● What to produce
Write out each entry again. Keep every word exactly as it is.

=== Source data ===

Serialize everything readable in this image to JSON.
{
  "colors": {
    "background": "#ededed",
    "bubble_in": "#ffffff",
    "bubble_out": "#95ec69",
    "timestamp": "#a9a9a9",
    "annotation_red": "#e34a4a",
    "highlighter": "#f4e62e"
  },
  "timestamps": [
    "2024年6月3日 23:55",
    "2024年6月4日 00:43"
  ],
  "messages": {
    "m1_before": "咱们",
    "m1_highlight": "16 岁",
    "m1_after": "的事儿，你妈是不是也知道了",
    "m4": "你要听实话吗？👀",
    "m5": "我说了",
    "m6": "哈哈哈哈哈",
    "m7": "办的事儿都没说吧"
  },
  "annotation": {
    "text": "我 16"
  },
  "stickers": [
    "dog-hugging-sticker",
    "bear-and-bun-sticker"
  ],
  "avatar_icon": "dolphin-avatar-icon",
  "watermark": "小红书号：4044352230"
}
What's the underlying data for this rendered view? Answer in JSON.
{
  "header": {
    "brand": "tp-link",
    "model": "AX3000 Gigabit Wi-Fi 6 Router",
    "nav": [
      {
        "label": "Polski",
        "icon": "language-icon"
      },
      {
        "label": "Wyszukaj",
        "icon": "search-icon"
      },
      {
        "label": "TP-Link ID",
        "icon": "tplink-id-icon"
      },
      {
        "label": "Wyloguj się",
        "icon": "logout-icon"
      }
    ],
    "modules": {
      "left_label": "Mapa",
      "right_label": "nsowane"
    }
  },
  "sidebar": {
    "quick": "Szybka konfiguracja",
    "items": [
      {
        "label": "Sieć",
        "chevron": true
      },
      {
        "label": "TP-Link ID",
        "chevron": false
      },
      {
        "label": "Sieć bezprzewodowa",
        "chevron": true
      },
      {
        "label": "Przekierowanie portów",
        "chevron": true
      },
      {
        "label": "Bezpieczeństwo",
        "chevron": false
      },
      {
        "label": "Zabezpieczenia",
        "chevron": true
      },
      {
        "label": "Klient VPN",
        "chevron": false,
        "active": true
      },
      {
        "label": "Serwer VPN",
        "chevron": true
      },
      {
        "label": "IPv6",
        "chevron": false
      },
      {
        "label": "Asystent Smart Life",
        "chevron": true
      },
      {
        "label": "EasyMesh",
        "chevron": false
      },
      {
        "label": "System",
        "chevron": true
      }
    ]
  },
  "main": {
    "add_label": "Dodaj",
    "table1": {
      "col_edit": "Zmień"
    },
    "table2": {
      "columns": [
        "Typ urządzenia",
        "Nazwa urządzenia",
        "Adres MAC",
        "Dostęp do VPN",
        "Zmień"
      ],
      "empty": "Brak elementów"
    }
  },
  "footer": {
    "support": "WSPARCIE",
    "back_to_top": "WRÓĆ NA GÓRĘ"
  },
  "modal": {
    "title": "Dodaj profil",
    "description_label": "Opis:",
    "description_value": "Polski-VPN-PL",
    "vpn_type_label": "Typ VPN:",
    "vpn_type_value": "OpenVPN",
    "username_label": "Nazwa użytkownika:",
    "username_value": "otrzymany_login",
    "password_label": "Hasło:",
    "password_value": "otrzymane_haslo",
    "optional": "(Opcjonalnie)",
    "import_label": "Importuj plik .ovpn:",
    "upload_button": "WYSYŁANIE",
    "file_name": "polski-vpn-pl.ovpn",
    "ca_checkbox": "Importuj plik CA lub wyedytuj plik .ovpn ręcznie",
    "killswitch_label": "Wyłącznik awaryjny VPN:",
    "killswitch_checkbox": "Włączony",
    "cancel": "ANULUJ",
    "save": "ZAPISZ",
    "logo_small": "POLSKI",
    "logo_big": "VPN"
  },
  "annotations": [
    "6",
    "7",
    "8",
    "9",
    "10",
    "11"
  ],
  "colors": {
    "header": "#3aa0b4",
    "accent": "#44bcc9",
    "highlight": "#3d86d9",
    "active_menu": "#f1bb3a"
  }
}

===

● Finished answer
Serialize everything readable in this image to JSON.
{
  "colors": {
    "background": "#ededed",
    "bubble_in": "#ffffff",
    "bubble_out": "#95ec69",
    "timestamp": "#a9a9a9",
    "annotation_red": "#e34a4a",
    "highlighter": "#f4e62e"
  },
  "timestamps": [
    "2024年6月3日 23:55",
    "2024年6月4日 00:43"
  ],
  "messages": {
    "m1_before": "咱们",
    "m1_highlight": "16 岁",
    "m1_after": "的事儿，你妈是不是也知道了",
    "m4": "你要听实话吗？👀",
    "m5": "我说了",
    "m6": "哈哈哈哈哈",
    "m7": "办的事儿都没说吧"
  },
  "annotation": {
    "text": "我 16"
  },
  "stickers": [
    "dog-hugging-sticker",
    "bear-and-bun-sticker"
  ],
  "avatar_icon": "dolphin-avatar-icon",
  "watermark": "小红书号：4044352230"
}
What's the underlying data for this rendered view? Answer in JSON.
{
  "header": {
    "brand": "tp-link",
    "model": "AX3000 Gigabit Wi-Fi 6 Router",
    "nav": [
      {
        "label": "Polski",
        "icon": "language-icon"
      },
      {
        "label": "Wyszukaj",
        "icon": "search-icon"
      },
      {
        "label": "TP-Link ID",
        "icon": "tplink-id-icon"
      },
      {
        "label": "Wyloguj się",
        "icon": "logout-icon"
      }
    ],
    "modules": {
      "left_label": "Mapa",
      "right_label": "nsowane"
    }
  },
  "sidebar": {
    "quick": "Szybka konfiguracja",
    "items": [
      {
        "label": "Sieć",
        "chevron": true
      },
      {
        "label": "TP-Link ID",
        "chevron": false
      },
      {
        "label": "Sieć bezprzewodowa",
        "chevron": true
      },
      {
        "label": "Przekierowanie portów",
        "chevron": true
      },
      {
        "label": "Bezpieczeństwo",
        "chevron": false
      },
      {
        "label": "Zabezpieczenia",
        "chevron": true
      },
      {
        "label": "Klient VPN",
        "chevron": false,
        "active": true
      },
      {
        "label": "Serwer VPN",
        "chevron": true
      },
      {
        "label": "IPv6",
        "chevron": false
      },
      {
        "label": "Asystent Smart Life",
        "chevron": true
      },
      {
        "label": "EasyMesh",
        "chevron": false
      },
      {
        "label": "System",
        "chevron": true
      }
    ]
  },
  "main": {
    "add_label": "Dodaj",
    "table1": {
      "col_edit": "Zmień"
    },
    "table2": {
      "columns": [
        "Typ urządzenia",
        "Nazwa urządzenia",
        "Adres MAC",
        "Dostęp do VPN",
        "Zmień"
      ],
      "empty": "Brak elementów"
    }
  },
  "footer": {
    "support": "WSPARCIE",
    "back_to_top": "WRÓĆ NA GÓRĘ"
  },
  "modal": {
    "title": "Dodaj profil",
    "description_label": "Opis:",
    "description_value": "Polski-VPN-PL",
    "vpn_type_label": "Typ VPN:",
    "vpn_type_value": "OpenVPN",
    "username_label": "Nazwa użytkownika:",
    "username_value": "otrzymany_login",
    "password_label": "Hasło:",
    "password_value": "otrzymane_haslo",
    "optional": "(Opcjonalnie)",
    "import_label": "Importuj plik .ovpn:",
    "upload_button": "WYSYŁANIE",
    "file_name": "polski-vpn-pl.ovpn",
    "ca_checkbox": "Importuj plik CA lub wyedytuj plik .ovpn ręcznie",
    "killswitch_label": "Wyłącznik awaryjny VPN:",
    "killswitch_checkbox": "Włączony",
    "cancel": "ANULUJ",
    "save": "ZAPISZ",
    "logo_small": "POLSKI",
    "logo_big": "VPN"
  },
  "annotations": [
    "6",
    "7",
    "8",
    "9",
    "10",
    "11"
  ],
  "colors": {
    "header": "#3aa0b4",
    "accent": "#44bcc9",
    "highlight": "#3d86d9",
    "active_menu": "#f1bb3a"
  }
}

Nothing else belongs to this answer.